--- Given instruction ---
Return the whole listing, keeping every character the same.

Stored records

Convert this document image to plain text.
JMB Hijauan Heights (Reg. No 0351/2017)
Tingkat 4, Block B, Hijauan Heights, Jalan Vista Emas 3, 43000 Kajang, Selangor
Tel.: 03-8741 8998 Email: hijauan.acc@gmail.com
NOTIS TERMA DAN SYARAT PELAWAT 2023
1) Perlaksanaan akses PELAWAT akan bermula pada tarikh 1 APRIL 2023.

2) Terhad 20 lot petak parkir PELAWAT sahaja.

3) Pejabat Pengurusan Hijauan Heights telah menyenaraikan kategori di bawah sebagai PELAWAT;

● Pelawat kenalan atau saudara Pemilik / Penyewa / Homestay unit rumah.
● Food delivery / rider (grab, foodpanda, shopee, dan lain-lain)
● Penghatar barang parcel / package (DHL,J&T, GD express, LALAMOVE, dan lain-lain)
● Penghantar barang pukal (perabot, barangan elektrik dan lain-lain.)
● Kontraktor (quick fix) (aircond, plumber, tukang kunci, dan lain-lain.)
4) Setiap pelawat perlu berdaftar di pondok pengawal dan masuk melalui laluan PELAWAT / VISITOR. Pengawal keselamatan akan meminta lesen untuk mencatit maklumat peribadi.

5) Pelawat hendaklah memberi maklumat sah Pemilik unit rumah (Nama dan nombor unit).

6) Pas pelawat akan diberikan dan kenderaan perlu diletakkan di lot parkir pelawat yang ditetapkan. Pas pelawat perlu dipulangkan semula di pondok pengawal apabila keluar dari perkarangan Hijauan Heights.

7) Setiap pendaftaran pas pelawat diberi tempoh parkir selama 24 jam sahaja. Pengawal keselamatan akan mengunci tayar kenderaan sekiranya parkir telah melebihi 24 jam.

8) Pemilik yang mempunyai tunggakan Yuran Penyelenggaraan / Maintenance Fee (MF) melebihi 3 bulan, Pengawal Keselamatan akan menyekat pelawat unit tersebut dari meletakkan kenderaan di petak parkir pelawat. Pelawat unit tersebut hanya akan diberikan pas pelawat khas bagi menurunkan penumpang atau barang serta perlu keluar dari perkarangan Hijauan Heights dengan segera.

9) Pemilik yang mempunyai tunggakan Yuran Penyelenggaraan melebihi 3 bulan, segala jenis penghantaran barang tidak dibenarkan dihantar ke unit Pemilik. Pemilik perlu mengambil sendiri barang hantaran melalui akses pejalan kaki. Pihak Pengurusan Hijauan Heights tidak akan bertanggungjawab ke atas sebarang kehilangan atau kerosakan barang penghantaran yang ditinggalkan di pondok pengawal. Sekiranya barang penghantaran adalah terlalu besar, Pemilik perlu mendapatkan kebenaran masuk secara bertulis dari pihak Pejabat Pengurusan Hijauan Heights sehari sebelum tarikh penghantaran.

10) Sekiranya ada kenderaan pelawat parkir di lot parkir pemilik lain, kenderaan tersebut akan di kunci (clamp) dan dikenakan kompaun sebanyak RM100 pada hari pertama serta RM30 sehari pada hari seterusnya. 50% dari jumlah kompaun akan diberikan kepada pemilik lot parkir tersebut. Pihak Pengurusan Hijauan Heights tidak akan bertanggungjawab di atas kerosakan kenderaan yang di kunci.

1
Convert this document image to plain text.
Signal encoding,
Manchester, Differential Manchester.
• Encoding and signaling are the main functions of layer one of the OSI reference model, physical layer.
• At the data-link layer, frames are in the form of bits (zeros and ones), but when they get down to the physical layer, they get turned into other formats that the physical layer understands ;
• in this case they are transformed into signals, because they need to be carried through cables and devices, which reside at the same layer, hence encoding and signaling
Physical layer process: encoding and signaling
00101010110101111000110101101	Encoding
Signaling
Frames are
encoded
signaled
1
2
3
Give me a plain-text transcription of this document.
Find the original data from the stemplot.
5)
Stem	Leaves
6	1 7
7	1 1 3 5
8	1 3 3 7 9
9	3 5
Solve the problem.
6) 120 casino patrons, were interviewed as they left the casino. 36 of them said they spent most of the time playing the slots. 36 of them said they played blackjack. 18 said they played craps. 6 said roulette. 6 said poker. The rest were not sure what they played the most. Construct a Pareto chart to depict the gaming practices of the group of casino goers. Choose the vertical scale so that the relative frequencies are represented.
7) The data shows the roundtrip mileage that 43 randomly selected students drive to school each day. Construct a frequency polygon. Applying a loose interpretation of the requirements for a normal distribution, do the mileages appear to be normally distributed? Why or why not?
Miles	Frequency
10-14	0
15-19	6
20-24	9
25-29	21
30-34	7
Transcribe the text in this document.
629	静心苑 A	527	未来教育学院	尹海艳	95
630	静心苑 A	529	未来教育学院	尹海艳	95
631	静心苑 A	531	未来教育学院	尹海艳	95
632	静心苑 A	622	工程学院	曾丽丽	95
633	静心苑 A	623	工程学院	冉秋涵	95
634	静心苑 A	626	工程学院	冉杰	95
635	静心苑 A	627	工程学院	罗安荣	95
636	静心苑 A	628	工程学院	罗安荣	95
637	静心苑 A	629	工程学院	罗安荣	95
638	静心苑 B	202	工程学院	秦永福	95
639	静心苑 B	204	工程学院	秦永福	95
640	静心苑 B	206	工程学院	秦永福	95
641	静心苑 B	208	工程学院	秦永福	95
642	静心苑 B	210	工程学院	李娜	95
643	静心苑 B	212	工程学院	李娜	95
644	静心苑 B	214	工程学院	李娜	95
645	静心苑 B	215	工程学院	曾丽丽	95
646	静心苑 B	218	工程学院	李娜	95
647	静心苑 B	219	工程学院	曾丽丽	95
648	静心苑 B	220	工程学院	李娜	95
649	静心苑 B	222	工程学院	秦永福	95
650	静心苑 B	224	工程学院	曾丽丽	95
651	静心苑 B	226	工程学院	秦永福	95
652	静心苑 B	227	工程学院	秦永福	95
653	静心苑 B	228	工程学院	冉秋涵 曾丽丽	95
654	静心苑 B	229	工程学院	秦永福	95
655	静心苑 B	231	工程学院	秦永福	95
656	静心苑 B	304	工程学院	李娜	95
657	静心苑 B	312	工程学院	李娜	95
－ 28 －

--- Response ---
Convert this document image to plain text.
JMB Hijauan Heights (Reg. No 0351/2017)
Tingkat 4, Block B, Hijauan Heights, Jalan Vista Emas 3, 43000 Kajang, Selangor
Tel.: 03-8741 8998 Email: hijauan.acc@gmail.com
NOTIS TERMA DAN SYARAT PELAWAT 2023
1) Perlaksanaan akses PELAWAT akan bermula pada tarikh 1 APRIL 2023.

2) Terhad 20 lot petak parkir PELAWAT sahaja.

3) Pejabat Pengurusan Hijauan Heights telah menyenaraikan kategori di bawah sebagai PELAWAT;

● Pelawat kenalan atau saudara Pemilik / Penyewa / Homestay unit rumah.
● Food delivery / rider (grab, foodpanda, shopee, dan lain-lain)
● Penghatar barang parcel / package (DHL,J&T, GD express, LALAMOVE, dan lain-lain)
● Penghantar barang pukal (perabot, barangan elektrik dan lain-lain.)
● Kontraktor (quick fix) (aircond, plumber, tukang kunci, dan lain-lain.)
4) Setiap pelawat perlu berdaftar di pondok pengawal dan masuk melalui laluan PELAWAT / VISITOR. Pengawal keselamatan akan meminta lesen untuk mencatit maklumat peribadi.

5) Pelawat hendaklah memberi maklumat sah Pemilik unit rumah (Nama dan nombor unit).

6) Pas pelawat akan diberikan dan kenderaan perlu diletakkan di lot parkir pelawat yang ditetapkan. Pas pelawat perlu dipulangkan semula di pondok pengawal apabila keluar dari perkarangan Hijauan Heights.

7) Setiap pendaftaran pas pelawat diberi tempoh parkir selama 24 jam sahaja. Pengawal keselamatan akan mengunci tayar kenderaan sekiranya parkir telah melebihi 24 jam.

8) Pemilik yang mempunyai tunggakan Yuran Penyelenggaraan / Maintenance Fee (MF) melebihi 3 bulan, Pengawal Keselamatan akan menyekat pelawat unit tersebut dari meletakkan kenderaan di petak parkir pelawat. Pelawat unit tersebut hanya akan diberikan pas pelawat khas bagi menurunkan penumpang atau barang serta perlu keluar dari perkarangan Hijauan Heights dengan segera.

9) Pemilik yang mempunyai tunggakan Yuran Penyelenggaraan melebihi 3 bulan, segala jenis penghantaran barang tidak dibenarkan dihantar ke unit Pemilik. Pemilik perlu mengambil sendiri barang hantaran melalui akses pejalan kaki. Pihak Pengurusan Hijauan Heights tidak akan bertanggungjawab ke atas sebarang kehilangan atau kerosakan barang penghantaran yang ditinggalkan di pondok pengawal. Sekiranya barang penghantaran adalah terlalu besar, Pemilik perlu mendapatkan kebenaran masuk secara bertulis dari pihak Pejabat Pengurusan Hijauan Heights sehari sebelum tarikh penghantaran.

10) Sekiranya ada kenderaan pelawat parkir di lot parkir pemilik lain, kenderaan tersebut akan di kunci (clamp) dan dikenakan kompaun sebanyak RM100 pada hari pertama serta RM30 sehari pada hari seterusnya. 50% dari jumlah kompaun akan diberikan kepada pemilik lot parkir tersebut. Pihak Pengurusan Hijauan Heights tidak akan bertanggungjawab di atas kerosakan kenderaan yang di kunci.

1
Convert this document image to plain text.
Signal encoding,
Manchester, Differential Manchester.
• Encoding and signaling are the main functions of layer one of the OSI reference model, physical layer.
• At the data-link layer, frames are in the form of bits (zeros and ones), but when they get down to the physical layer, they get turned into other formats that the physical layer understands ;
• in this case they are transformed into signals, because they need to be carried through cables and devices, which reside at the same layer, hence encoding and signaling
Physical layer process: encoding and signaling
00101010110101111000110101101	Encoding
Signaling
Frames are
encoded
signaled
1
2
3
Give me a plain-text transcription of this document.
Find the original data from the stemplot.
5)
Stem	Leaves
6	1 7
7	1 1 3 5
8	1 3 3 7 9
9	3 5
Solve the problem.
6) 120 casino patrons, were interviewed as they left the casino. 36 of them said they spent most of the time playing the slots. 36 of them said they played blackjack. 18 said they played craps. 6 said roulette. 6 said poker. The rest were not sure what they played the most. Construct a Pareto chart to depict the gaming practices of the group of casino goers. Choose the vertical scale so that the relative frequencies are represented.
7) The data shows the roundtrip mileage that 43 randomly selected students drive to school each day. Construct a frequency polygon. Applying a loose interpretation of the requirements for a normal distribution, do the mileages appear to be normally distributed? Why or why not?
Miles	Frequency
10-14	0
15-19	6
20-24	9
25-29	21
30-34	7
Transcribe the text in this document.
629	静心苑 A	527	未来教育学院	尹海艳	95
630	静心苑 A	529	未来教育学院	尹海艳	95
631	静心苑 A	531	未来教育学院	尹海艳	95
632	静心苑 A	622	工程学院	曾丽丽	95
633	静心苑 A	623	工程学院	冉秋涵	95
634	静心苑 A	626	工程学院	冉杰	95
635	静心苑 A	627	工程学院	罗安荣	95
636	静心苑 A	628	工程学院	罗安荣	95
637	静心苑 A	629	工程学院	罗安荣	95
638	静心苑 B	202	工程学院	秦永福	95
639	静心苑 B	204	工程学院	秦永福	95
640	静心苑 B	206	工程学院	秦永福	95
641	静心苑 B	208	工程学院	秦永福	95
642	静心苑 B	210	工程学院	李娜	95
643	静心苑 B	212	工程学院	李娜	95
644	静心苑 B	214	工程学院	李娜	95
645	静心苑 B	215	工程学院	曾丽丽	95
646	静心苑 B	218	工程学院	李娜	95
647	静心苑 B	219	工程学院	曾丽丽	95
648	静心苑 B	220	工程学院	李娜	95
649	静心苑 B	222	工程学院	秦永福	95
650	静心苑 B	224	工程学院	曾丽丽	95
651	静心苑 B	226	工程学院	秦永福	95
652	静心苑 B	227	工程学院	秦永福	95
653	静心苑 B	228	工程学院	冉秋涵 曾丽丽	95
654	静心苑 B	229	工程学院	秦永福	95
655	静心苑 B	231	工程学院	秦永福	95
656	静心苑 B	304	工程学院	李娜	95
657	静心苑 B	312	工程学院	李娜	95
－ 28 －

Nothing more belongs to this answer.